*PROBLEM REQUIREMENTS*: Every entry below must be repeated exactly; skip the pictures.

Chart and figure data
────────────────

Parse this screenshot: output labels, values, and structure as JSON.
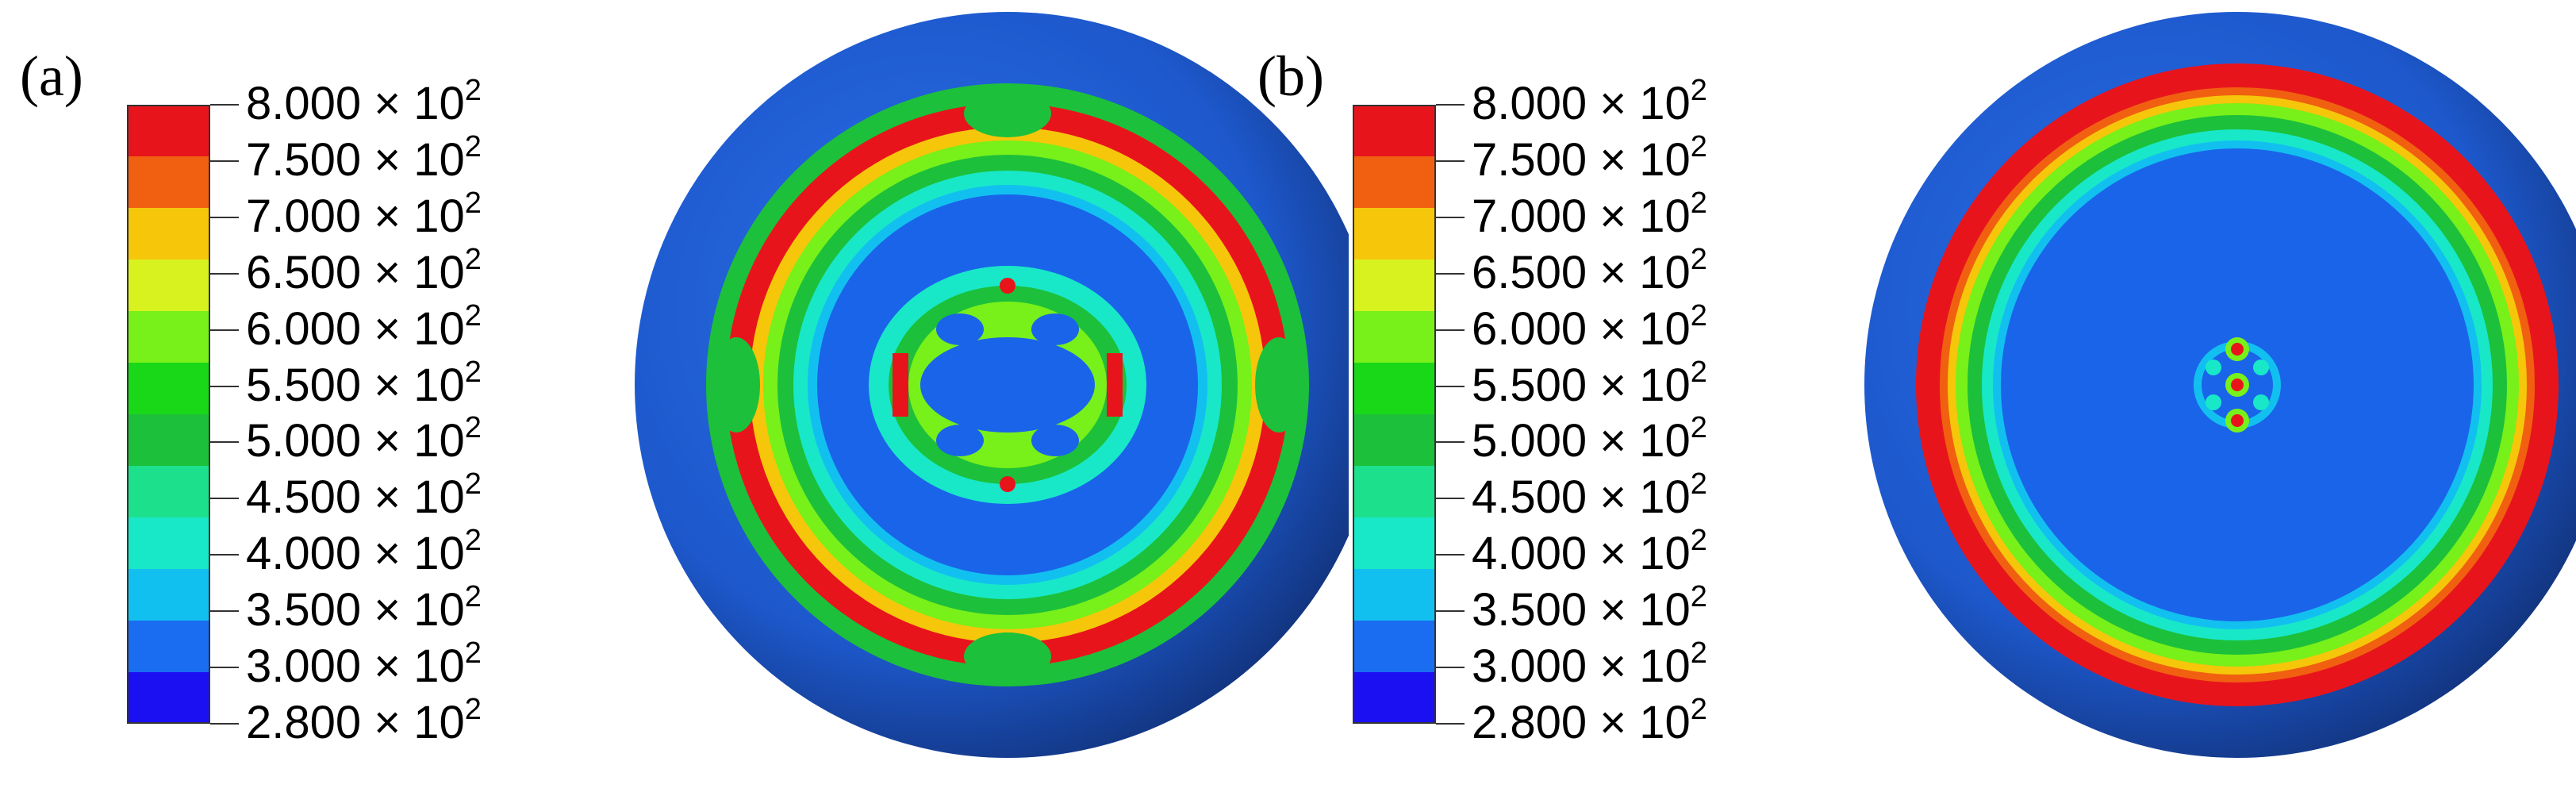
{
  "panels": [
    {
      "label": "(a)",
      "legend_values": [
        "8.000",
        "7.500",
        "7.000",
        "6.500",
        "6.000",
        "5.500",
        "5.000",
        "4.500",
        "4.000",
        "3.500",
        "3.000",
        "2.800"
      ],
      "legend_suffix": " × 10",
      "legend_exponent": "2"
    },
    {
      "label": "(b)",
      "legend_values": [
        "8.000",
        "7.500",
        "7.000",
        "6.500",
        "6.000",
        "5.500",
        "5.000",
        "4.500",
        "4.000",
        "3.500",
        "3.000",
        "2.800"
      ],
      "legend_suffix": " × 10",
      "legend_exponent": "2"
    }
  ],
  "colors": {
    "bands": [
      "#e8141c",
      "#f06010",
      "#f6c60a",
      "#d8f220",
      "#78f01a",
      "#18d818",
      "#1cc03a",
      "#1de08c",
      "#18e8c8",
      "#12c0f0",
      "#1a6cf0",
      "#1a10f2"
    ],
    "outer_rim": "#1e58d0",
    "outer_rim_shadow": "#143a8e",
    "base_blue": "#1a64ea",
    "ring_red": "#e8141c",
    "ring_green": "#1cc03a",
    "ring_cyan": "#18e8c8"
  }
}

────────────────

*RESULT OF THE TASK*:
Parse this screenshot: output labels, values, and structure as JSON.
{
  "panels": [
    {
      "label": "(a)",
      "legend_values": [
        "8.000",
        "7.500",
        "7.000",
        "6.500",
        "6.000",
        "5.500",
        "5.000",
        "4.500",
        "4.000",
        "3.500",
        "3.000",
        "2.800"
      ],
      "legend_suffix": " × 10",
      "legend_exponent": "2"
    },
    {
      "label": "(b)",
      "legend_values": [
        "8.000",
        "7.500",
        "7.000",
        "6.500",
        "6.000",
        "5.500",
        "5.000",
        "4.500",
        "4.000",
        "3.500",
        "3.000",
        "2.800"
      ],
      "legend_suffix": " × 10",
      "legend_exponent": "2"
    }
  ],
  "colors": {
    "bands": [
      "#e8141c",
      "#f06010",
      "#f6c60a",
      "#d8f220",
      "#78f01a",
      "#18d818",
      "#1cc03a",
      "#1de08c",
      "#18e8c8",
      "#12c0f0",
      "#1a6cf0",
      "#1a10f2"
    ],
    "outer_rim": "#1e58d0",
    "outer_rim_shadow": "#143a8e",
    "base_blue": "#1a64ea",
    "ring_red": "#e8141c",
    "ring_green": "#1cc03a",
    "ring_cyan": "#18e8c8"
  }
}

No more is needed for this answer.